STATED PROBLEM
Set the listing down again in full, word for word, with the pictures left out.

(Collected data)
+-------+

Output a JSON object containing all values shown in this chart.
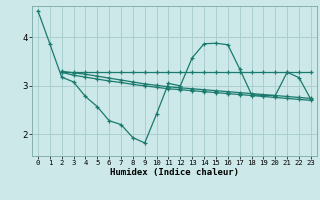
{
  "title": "",
  "xlabel": "Humidex (Indice chaleur)",
  "ylabel": "",
  "bg_color": "#cce8e8",
  "grid_color": "#aacece",
  "line_color": "#1a7a6e",
  "marker_color": "#1a7a6e",
  "xlim": [
    -0.5,
    23.5
  ],
  "ylim": [
    1.55,
    4.65
  ],
  "yticks": [
    2,
    3,
    4
  ],
  "xticks": [
    0,
    1,
    2,
    3,
    4,
    5,
    6,
    7,
    8,
    9,
    10,
    11,
    12,
    13,
    14,
    15,
    16,
    17,
    18,
    19,
    20,
    21,
    22,
    23
  ],
  "series": [
    {
      "x": [
        0,
        1,
        2,
        3,
        4,
        5,
        6,
        7,
        8,
        9,
        10,
        11,
        12,
        13,
        14,
        15,
        16,
        17,
        18,
        19,
        20,
        21,
        22,
        23
      ],
      "y": [
        4.55,
        3.87,
        3.18,
        3.08,
        2.78,
        2.57,
        2.28,
        2.2,
        1.93,
        1.82,
        2.42,
        3.05,
        3.0,
        3.58,
        3.87,
        3.88,
        3.85,
        3.35,
        2.82,
        2.8,
        2.8,
        3.28,
        3.17,
        2.72
      ]
    },
    {
      "x": [
        2,
        3,
        4,
        5,
        6,
        7,
        8,
        9,
        10,
        11,
        12,
        13,
        14,
        15,
        16,
        17,
        18,
        19,
        20,
        21,
        22,
        23
      ],
      "y": [
        3.28,
        3.28,
        3.28,
        3.28,
        3.28,
        3.28,
        3.28,
        3.28,
        3.28,
        3.28,
        3.28,
        3.28,
        3.28,
        3.28,
        3.28,
        3.28,
        3.28,
        3.28,
        3.28,
        3.28,
        3.28,
        3.28
      ]
    },
    {
      "x": [
        2,
        3,
        4,
        5,
        6,
        7,
        8,
        9,
        10,
        11,
        12,
        13,
        14,
        15,
        16,
        17,
        18,
        19,
        20,
        21,
        22,
        23
      ],
      "y": [
        3.28,
        3.22,
        3.18,
        3.14,
        3.1,
        3.07,
        3.03,
        3.0,
        2.97,
        2.94,
        2.92,
        2.9,
        2.88,
        2.86,
        2.84,
        2.82,
        2.8,
        2.78,
        2.76,
        2.74,
        2.72,
        2.7
      ]
    },
    {
      "x": [
        2,
        3,
        4,
        5,
        6,
        7,
        8,
        9,
        10,
        11,
        12,
        13,
        14,
        15,
        16,
        17,
        18,
        19,
        20,
        21,
        22,
        23
      ],
      "y": [
        3.3,
        3.27,
        3.24,
        3.2,
        3.16,
        3.12,
        3.08,
        3.04,
        3.01,
        2.98,
        2.96,
        2.94,
        2.92,
        2.9,
        2.88,
        2.86,
        2.84,
        2.82,
        2.8,
        2.78,
        2.76,
        2.74
      ]
    }
  ]
}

+-------+

TASK OUTPUT
Output a JSON object containing all values shown in this chart.
{
  "title": "",
  "xlabel": "Humidex (Indice chaleur)",
  "ylabel": "",
  "bg_color": "#cce8e8",
  "grid_color": "#aacece",
  "line_color": "#1a7a6e",
  "marker_color": "#1a7a6e",
  "xlim": [
    -0.5,
    23.5
  ],
  "ylim": [
    1.55,
    4.65
  ],
  "yticks": [
    2,
    3,
    4
  ],
  "xticks": [
    0,
    1,
    2,
    3,
    4,
    5,
    6,
    7,
    8,
    9,
    10,
    11,
    12,
    13,
    14,
    15,
    16,
    17,
    18,
    19,
    20,
    21,
    22,
    23
  ],
  "series": [
    {
      "x": [
        0,
        1,
        2,
        3,
        4,
        5,
        6,
        7,
        8,
        9,
        10,
        11,
        12,
        13,
        14,
        15,
        16,
        17,
        18,
        19,
        20,
        21,
        22,
        23
      ],
      "y": [
        4.55,
        3.87,
        3.18,
        3.08,
        2.78,
        2.57,
        2.28,
        2.2,
        1.93,
        1.82,
        2.42,
        3.05,
        3.0,
        3.58,
        3.87,
        3.88,
        3.85,
        3.35,
        2.82,
        2.8,
        2.8,
        3.28,
        3.17,
        2.72
      ]
    },
    {
      "x": [
        2,
        3,
        4,
        5,
        6,
        7,
        8,
        9,
        10,
        11,
        12,
        13,
        14,
        15,
        16,
        17,
        18,
        19,
        20,
        21,
        22,
        23
      ],
      "y": [
        3.28,
        3.28,
        3.28,
        3.28,
        3.28,
        3.28,
        3.28,
        3.28,
        3.28,
        3.28,
        3.28,
        3.28,
        3.28,
        3.28,
        3.28,
        3.28,
        3.28,
        3.28,
        3.28,
        3.28,
        3.28,
        3.28
      ]
    },
    {
      "x": [
        2,
        3,
        4,
        5,
        6,
        7,
        8,
        9,
        10,
        11,
        12,
        13,
        14,
        15,
        16,
        17,
        18,
        19,
        20,
        21,
        22,
        23
      ],
      "y": [
        3.28,
        3.22,
        3.18,
        3.14,
        3.1,
        3.07,
        3.03,
        3.0,
        2.97,
        2.94,
        2.92,
        2.9,
        2.88,
        2.86,
        2.84,
        2.82,
        2.8,
        2.78,
        2.76,
        2.74,
        2.72,
        2.7
      ]
    },
    {
      "x": [
        2,
        3,
        4,
        5,
        6,
        7,
        8,
        9,
        10,
        11,
        12,
        13,
        14,
        15,
        16,
        17,
        18,
        19,
        20,
        21,
        22,
        23
      ],
      "y": [
        3.3,
        3.27,
        3.24,
        3.2,
        3.16,
        3.12,
        3.08,
        3.04,
        3.01,
        2.98,
        2.96,
        2.94,
        2.92,
        2.9,
        2.88,
        2.86,
        2.84,
        2.82,
        2.8,
        2.78,
        2.76,
        2.74
      ]
    }
  ]
}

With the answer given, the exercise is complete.